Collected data
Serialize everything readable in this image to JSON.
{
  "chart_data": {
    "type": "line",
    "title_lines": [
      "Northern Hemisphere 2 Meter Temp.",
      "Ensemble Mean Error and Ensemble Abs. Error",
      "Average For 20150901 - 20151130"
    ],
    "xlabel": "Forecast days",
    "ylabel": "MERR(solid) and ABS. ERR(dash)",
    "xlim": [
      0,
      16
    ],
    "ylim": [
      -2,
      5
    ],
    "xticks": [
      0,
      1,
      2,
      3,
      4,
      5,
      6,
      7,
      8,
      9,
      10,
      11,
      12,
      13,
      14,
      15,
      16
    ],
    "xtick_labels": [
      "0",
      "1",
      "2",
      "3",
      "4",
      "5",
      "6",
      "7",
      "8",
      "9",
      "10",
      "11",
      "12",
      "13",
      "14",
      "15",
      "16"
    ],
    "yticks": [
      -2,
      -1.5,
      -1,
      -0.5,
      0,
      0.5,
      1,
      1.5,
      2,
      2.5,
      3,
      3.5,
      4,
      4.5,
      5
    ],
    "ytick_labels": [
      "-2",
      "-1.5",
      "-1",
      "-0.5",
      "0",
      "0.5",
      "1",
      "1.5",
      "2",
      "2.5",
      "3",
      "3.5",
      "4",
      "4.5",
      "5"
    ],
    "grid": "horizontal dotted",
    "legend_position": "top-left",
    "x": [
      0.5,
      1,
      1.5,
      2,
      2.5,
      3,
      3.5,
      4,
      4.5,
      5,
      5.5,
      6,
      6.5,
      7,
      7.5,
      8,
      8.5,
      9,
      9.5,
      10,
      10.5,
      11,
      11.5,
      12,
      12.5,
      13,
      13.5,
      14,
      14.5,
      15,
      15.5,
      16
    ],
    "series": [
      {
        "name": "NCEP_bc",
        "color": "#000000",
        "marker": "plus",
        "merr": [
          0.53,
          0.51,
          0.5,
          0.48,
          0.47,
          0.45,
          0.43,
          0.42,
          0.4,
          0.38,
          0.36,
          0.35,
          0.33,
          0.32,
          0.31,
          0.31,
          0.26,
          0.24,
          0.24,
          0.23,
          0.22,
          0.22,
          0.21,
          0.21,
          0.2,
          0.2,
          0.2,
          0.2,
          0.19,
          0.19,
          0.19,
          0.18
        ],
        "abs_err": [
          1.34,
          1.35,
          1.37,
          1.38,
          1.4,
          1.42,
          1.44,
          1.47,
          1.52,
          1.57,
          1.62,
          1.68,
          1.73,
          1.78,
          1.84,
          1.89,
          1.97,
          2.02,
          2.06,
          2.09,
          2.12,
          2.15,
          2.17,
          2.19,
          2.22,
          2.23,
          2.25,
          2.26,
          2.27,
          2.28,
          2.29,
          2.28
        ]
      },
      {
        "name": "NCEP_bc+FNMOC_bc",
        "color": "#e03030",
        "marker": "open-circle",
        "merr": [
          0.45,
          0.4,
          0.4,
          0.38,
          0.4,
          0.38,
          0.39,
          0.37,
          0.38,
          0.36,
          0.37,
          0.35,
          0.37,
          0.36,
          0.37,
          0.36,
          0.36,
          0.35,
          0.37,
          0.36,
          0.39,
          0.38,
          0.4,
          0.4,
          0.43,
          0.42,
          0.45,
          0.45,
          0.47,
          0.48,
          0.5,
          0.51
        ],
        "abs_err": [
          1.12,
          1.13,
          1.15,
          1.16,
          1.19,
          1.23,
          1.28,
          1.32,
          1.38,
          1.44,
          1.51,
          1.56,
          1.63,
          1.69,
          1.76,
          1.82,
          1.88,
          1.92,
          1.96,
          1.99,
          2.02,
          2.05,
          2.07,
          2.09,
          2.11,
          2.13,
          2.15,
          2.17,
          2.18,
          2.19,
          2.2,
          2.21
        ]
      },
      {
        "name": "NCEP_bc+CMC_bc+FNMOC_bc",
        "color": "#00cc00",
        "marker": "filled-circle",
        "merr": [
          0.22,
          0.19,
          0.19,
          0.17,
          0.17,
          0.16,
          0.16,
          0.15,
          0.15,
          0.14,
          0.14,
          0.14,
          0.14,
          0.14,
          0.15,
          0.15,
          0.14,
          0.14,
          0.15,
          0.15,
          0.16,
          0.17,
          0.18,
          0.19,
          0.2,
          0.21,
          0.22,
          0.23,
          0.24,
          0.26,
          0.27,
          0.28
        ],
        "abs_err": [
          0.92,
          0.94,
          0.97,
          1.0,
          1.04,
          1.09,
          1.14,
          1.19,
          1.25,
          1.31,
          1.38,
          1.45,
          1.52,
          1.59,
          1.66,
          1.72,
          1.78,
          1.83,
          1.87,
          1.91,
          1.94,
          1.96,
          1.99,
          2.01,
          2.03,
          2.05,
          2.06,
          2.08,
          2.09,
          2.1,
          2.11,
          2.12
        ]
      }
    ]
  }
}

* **TASK INSTRUCTIONS**
Each record above should be restated word for word.

* **RESULT**
Serialize everything readable in this image to JSON.
{
  "chart_data": {
    "type": "line",
    "title_lines": [
      "Northern Hemisphere 2 Meter Temp.",
      "Ensemble Mean Error and Ensemble Abs. Error",
      "Average For 20150901 - 20151130"
    ],
    "xlabel": "Forecast days",
    "ylabel": "MERR(solid) and ABS. ERR(dash)",
    "xlim": [
      0,
      16
    ],
    "ylim": [
      -2,
      5
    ],
    "xticks": [
      0,
      1,
      2,
      3,
      4,
      5,
      6,
      7,
      8,
      9,
      10,
      11,
      12,
      13,
      14,
      15,
      16
    ],
    "xtick_labels": [
      "0",
      "1",
      "2",
      "3",
      "4",
      "5",
      "6",
      "7",
      "8",
      "9",
      "10",
      "11",
      "12",
      "13",
      "14",
      "15",
      "16"
    ],
    "yticks": [
      -2,
      -1.5,
      -1,
      -0.5,
      0,
      0.5,
      1,
      1.5,
      2,
      2.5,
      3,
      3.5,
      4,
      4.5,
      5
    ],
    "ytick_labels": [
      "-2",
      "-1.5",
      "-1",
      "-0.5",
      "0",
      "0.5",
      "1",
      "1.5",
      "2",
      "2.5",
      "3",
      "3.5",
      "4",
      "4.5",
      "5"
    ],
    "grid": "horizontal dotted",
    "legend_position": "top-left",
    "x": [
      0.5,
      1,
      1.5,
      2,
      2.5,
      3,
      3.5,
      4,
      4.5,
      5,
      5.5,
      6,
      6.5,
      7,
      7.5,
      8,
      8.5,
      9,
      9.5,
      10,
      10.5,
      11,
      11.5,
      12,
      12.5,
      13,
      13.5,
      14,
      14.5,
      15,
      15.5,
      16
    ],
    "series": [
      {
        "name": "NCEP_bc",
        "color": "#000000",
        "marker": "plus",
        "merr": [
          0.53,
          0.51,
          0.5,
          0.48,
          0.47,
          0.45,
          0.43,
          0.42,
          0.4,
          0.38,
          0.36,
          0.35,
          0.33,
          0.32,
          0.31,
          0.31,
          0.26,
          0.24,
          0.24,
          0.23,
          0.22,
          0.22,
          0.21,
          0.21,
          0.2,
          0.2,
          0.2,
          0.2,
          0.19,
          0.19,
          0.19,
          0.18
        ],
        "abs_err": [
          1.34,
          1.35,
          1.37,
          1.38,
          1.4,
          1.42,
          1.44,
          1.47,
          1.52,
          1.57,
          1.62,
          1.68,
          1.73,
          1.78,
          1.84,
          1.89,
          1.97,
          2.02,
          2.06,
          2.09,
          2.12,
          2.15,
          2.17,
          2.19,
          2.22,
          2.23,
          2.25,
          2.26,
          2.27,
          2.28,
          2.29,
          2.28
        ]
      },
      {
        "name": "NCEP_bc+FNMOC_bc",
        "color": "#e03030",
        "marker": "open-circle",
        "merr": [
          0.45,
          0.4,
          0.4,
          0.38,
          0.4,
          0.38,
          0.39,
          0.37,
          0.38,
          0.36,
          0.37,
          0.35,
          0.37,
          0.36,
          0.37,
          0.36,
          0.36,
          0.35,
          0.37,
          0.36,
          0.39,
          0.38,
          0.4,
          0.4,
          0.43,
          0.42,
          0.45,
          0.45,
          0.47,
          0.48,
          0.5,
          0.51
        ],
        "abs_err": [
          1.12,
          1.13,
          1.15,
          1.16,
          1.19,
          1.23,
          1.28,
          1.32,
          1.38,
          1.44,
          1.51,
          1.56,
          1.63,
          1.69,
          1.76,
          1.82,
          1.88,
          1.92,
          1.96,
          1.99,
          2.02,
          2.05,
          2.07,
          2.09,
          2.11,
          2.13,
          2.15,
          2.17,
          2.18,
          2.19,
          2.2,
          2.21
        ]
      },
      {
        "name": "NCEP_bc+CMC_bc+FNMOC_bc",
        "color": "#00cc00",
        "marker": "filled-circle",
        "merr": [
          0.22,
          0.19,
          0.19,
          0.17,
          0.17,
          0.16,
          0.16,
          0.15,
          0.15,
          0.14,
          0.14,
          0.14,
          0.14,
          0.14,
          0.15,
          0.15,
          0.14,
          0.14,
          0.15,
          0.15,
          0.16,
          0.17,
          0.18,
          0.19,
          0.2,
          0.21,
          0.22,
          0.23,
          0.24,
          0.26,
          0.27,
          0.28
        ],
        "abs_err": [
          0.92,
          0.94,
          0.97,
          1.0,
          1.04,
          1.09,
          1.14,
          1.19,
          1.25,
          1.31,
          1.38,
          1.45,
          1.52,
          1.59,
          1.66,
          1.72,
          1.78,
          1.83,
          1.87,
          1.91,
          1.94,
          1.96,
          1.99,
          2.01,
          2.03,
          2.05,
          2.06,
          2.08,
          2.09,
          2.1,
          2.11,
          2.12
        ]
      }
    ]
  }
}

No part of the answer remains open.